### Material:
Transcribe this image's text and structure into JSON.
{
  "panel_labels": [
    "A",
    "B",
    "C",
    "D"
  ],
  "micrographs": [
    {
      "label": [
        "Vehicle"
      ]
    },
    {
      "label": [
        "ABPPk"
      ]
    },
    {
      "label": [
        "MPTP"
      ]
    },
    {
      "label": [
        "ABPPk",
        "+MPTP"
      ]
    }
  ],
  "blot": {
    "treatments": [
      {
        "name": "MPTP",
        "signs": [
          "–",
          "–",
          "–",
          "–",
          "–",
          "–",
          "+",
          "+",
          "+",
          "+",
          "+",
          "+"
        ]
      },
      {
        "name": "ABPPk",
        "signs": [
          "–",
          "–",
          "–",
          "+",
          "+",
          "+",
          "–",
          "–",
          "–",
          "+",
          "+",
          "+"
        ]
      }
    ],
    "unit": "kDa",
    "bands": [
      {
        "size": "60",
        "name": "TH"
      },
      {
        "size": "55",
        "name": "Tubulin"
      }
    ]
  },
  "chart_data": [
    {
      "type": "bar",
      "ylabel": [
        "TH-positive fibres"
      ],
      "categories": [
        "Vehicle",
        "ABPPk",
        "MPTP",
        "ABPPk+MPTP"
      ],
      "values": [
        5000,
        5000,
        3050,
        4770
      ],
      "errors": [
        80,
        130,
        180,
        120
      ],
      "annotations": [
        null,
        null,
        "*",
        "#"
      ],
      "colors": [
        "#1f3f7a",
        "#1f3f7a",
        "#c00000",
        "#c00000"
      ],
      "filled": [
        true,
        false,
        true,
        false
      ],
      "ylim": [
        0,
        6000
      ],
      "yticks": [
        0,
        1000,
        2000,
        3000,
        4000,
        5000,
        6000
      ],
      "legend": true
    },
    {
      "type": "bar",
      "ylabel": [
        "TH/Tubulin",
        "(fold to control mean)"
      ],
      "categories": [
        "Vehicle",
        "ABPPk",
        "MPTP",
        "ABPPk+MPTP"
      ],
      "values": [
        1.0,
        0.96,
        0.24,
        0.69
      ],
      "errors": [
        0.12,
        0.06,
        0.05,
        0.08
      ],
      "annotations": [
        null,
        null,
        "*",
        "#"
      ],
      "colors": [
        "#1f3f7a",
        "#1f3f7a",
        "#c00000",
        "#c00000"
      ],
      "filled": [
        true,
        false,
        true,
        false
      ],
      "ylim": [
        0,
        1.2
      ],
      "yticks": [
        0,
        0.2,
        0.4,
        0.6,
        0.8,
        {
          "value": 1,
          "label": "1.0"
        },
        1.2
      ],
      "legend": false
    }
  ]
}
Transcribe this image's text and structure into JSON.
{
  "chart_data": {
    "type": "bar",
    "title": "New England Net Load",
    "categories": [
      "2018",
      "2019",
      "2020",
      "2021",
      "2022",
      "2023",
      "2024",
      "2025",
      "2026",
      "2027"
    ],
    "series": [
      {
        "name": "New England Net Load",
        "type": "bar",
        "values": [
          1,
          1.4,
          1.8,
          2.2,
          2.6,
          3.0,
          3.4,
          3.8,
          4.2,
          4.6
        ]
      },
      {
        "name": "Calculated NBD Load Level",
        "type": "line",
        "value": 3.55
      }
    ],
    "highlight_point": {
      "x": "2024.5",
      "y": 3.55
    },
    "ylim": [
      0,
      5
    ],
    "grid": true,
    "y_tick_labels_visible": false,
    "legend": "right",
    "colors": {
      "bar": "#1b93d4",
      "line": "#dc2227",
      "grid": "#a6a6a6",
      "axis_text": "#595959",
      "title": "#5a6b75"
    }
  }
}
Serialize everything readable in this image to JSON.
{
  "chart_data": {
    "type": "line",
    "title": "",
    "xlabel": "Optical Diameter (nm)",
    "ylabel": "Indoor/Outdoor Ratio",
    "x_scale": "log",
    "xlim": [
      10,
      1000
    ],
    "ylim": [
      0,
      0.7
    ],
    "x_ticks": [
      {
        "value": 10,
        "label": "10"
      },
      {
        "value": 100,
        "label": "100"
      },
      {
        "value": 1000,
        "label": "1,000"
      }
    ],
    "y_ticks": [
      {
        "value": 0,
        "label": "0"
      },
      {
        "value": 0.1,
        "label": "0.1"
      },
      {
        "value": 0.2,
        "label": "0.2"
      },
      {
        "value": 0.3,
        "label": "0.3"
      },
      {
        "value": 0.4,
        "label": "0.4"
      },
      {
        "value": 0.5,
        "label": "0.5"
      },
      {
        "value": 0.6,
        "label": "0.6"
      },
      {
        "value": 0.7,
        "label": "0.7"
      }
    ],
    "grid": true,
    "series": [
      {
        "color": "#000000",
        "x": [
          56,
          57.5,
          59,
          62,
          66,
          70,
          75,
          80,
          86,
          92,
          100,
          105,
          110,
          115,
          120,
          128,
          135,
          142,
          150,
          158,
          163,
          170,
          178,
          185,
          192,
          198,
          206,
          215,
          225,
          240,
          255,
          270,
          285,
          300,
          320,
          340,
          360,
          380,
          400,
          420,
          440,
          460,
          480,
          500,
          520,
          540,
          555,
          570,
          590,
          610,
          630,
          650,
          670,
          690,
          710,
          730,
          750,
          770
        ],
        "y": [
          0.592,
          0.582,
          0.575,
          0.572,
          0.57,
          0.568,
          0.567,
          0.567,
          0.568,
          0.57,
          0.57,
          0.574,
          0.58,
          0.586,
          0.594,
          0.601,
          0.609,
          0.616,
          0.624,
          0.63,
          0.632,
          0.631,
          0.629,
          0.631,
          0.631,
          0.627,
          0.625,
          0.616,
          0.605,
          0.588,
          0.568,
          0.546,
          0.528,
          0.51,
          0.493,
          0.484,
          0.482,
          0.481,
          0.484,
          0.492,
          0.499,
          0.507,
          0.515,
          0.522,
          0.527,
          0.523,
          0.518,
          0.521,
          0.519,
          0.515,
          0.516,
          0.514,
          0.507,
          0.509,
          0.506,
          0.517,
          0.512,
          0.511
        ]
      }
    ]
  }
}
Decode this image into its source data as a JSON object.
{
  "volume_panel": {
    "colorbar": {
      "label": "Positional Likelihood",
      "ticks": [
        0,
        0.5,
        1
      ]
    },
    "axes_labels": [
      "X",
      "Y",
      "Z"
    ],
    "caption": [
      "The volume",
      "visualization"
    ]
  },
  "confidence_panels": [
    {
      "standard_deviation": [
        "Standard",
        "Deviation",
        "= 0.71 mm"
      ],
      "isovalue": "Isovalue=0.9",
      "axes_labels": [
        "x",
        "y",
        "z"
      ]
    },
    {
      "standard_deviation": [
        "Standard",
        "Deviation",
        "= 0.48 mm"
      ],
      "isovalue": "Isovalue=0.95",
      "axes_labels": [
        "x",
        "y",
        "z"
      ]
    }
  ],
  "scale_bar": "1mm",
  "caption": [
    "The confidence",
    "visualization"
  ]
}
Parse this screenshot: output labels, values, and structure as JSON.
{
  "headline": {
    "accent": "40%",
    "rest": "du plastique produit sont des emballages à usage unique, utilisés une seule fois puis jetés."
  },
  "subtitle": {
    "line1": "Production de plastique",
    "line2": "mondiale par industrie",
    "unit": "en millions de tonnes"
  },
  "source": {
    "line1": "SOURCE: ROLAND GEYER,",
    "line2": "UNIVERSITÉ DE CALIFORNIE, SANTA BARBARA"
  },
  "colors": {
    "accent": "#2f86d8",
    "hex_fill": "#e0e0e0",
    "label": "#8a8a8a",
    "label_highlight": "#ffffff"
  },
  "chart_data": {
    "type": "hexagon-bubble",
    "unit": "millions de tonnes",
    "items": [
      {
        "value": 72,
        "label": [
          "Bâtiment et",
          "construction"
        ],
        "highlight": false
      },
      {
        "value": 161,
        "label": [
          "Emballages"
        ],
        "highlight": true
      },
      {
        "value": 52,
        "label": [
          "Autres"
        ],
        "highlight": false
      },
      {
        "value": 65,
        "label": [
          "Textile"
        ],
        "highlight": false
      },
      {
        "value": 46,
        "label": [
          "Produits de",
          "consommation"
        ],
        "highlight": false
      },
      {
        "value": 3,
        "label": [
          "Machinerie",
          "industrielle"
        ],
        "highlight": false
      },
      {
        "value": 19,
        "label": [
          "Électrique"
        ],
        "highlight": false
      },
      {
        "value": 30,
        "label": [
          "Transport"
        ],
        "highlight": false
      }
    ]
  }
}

### Task to complete:
Reproduce each line of the material containing the word "this".

### Reply:
Transcribe this image's text and structure into JSON.
Transcribe this image's text and structure into JSON.
Serialize everything readable in this image to JSON.
Decode this image into its source data as a JSON object.
Parse this screenshot: output labels, values, and structure as JSON.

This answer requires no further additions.